### Given exercise:
Collect each line containing "Diagnostic".

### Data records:
------------------------------------------------------------------------
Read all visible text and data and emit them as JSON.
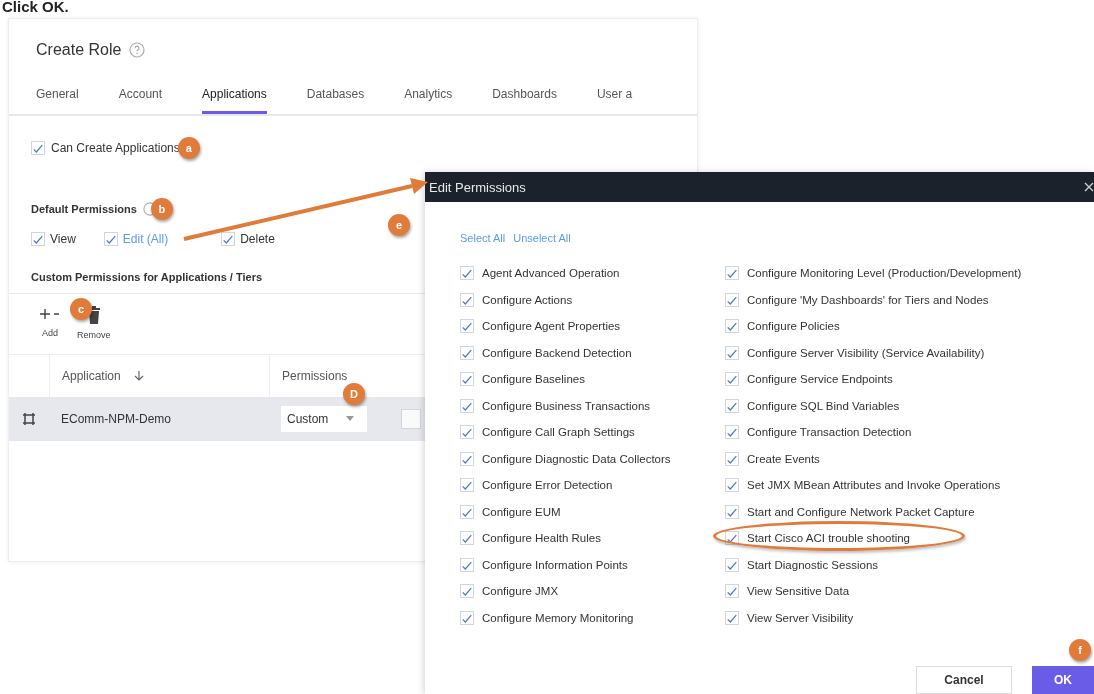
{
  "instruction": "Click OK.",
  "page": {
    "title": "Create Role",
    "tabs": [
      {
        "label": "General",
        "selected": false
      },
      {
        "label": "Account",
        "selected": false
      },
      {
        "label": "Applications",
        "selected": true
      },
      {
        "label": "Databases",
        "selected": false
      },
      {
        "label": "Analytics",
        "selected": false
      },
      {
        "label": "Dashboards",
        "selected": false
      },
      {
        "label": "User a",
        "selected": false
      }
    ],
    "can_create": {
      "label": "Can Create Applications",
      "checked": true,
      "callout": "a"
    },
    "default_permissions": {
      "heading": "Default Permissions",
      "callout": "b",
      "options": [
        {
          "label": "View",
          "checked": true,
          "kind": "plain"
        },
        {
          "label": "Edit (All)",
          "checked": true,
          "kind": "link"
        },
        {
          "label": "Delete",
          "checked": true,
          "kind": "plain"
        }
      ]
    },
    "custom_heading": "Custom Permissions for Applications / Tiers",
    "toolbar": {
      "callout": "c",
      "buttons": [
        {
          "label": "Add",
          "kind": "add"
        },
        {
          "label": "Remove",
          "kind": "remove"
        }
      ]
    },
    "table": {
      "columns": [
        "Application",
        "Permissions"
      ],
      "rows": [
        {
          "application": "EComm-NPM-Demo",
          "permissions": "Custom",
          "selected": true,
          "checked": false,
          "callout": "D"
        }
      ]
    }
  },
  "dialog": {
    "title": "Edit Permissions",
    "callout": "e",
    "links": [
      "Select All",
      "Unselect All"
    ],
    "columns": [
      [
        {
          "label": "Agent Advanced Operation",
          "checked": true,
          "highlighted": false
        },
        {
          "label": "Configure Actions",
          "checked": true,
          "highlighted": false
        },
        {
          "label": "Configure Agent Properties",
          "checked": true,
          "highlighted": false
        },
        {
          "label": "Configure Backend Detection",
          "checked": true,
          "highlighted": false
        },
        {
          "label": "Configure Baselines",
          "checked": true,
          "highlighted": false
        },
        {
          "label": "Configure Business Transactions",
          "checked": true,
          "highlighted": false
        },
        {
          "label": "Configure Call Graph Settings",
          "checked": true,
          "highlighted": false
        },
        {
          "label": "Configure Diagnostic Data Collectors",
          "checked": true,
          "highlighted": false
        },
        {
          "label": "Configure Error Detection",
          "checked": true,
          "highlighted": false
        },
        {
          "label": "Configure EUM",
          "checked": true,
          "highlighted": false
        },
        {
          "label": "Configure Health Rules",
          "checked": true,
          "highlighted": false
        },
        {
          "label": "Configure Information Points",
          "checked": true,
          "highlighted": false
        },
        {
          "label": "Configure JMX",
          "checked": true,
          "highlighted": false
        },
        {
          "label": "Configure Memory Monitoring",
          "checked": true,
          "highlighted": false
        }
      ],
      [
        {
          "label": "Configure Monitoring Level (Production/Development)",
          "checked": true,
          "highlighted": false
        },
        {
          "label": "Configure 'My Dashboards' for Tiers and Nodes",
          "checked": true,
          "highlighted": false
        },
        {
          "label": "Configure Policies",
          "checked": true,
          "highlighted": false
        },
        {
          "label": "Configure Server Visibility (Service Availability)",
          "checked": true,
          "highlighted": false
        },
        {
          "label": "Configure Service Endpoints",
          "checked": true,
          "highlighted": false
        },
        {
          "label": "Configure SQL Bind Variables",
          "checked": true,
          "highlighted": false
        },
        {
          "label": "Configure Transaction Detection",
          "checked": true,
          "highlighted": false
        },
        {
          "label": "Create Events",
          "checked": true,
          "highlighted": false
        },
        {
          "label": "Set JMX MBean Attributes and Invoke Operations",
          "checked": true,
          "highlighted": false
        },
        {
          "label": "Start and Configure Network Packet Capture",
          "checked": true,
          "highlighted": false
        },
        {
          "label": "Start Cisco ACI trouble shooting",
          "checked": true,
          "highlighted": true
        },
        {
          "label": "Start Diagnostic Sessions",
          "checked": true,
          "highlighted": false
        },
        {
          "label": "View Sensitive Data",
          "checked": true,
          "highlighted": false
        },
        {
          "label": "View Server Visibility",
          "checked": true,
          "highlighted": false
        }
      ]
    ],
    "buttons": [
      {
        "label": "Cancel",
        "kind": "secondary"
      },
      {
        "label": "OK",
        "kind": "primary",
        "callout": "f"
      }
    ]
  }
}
------------------------------------------------------------------------
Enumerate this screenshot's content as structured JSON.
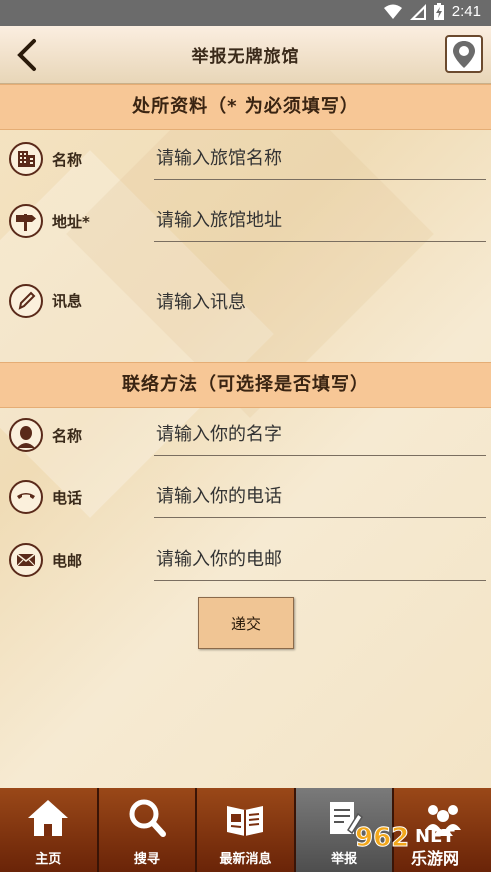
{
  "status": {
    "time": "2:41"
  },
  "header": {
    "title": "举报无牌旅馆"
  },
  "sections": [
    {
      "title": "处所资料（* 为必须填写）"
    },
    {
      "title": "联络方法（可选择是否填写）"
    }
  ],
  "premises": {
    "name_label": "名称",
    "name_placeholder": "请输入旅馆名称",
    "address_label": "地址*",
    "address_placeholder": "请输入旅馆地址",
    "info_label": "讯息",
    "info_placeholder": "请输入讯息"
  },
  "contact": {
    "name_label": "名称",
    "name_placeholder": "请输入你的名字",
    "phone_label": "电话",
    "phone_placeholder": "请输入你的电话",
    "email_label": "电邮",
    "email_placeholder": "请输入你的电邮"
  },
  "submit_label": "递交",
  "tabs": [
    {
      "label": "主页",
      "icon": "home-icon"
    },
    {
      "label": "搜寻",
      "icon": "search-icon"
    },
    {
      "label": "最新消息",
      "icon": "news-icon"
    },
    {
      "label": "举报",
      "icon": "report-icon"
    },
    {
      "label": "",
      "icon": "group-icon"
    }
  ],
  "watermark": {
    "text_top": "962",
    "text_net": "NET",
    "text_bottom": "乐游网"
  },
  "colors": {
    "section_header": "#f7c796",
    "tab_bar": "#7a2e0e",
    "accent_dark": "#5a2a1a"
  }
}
------------------------------------------------------------------------
### Response to this exercise:
          "label": "Configure Diagnostic Data Collectors",
          "label": "Start Diagnostic Sessions",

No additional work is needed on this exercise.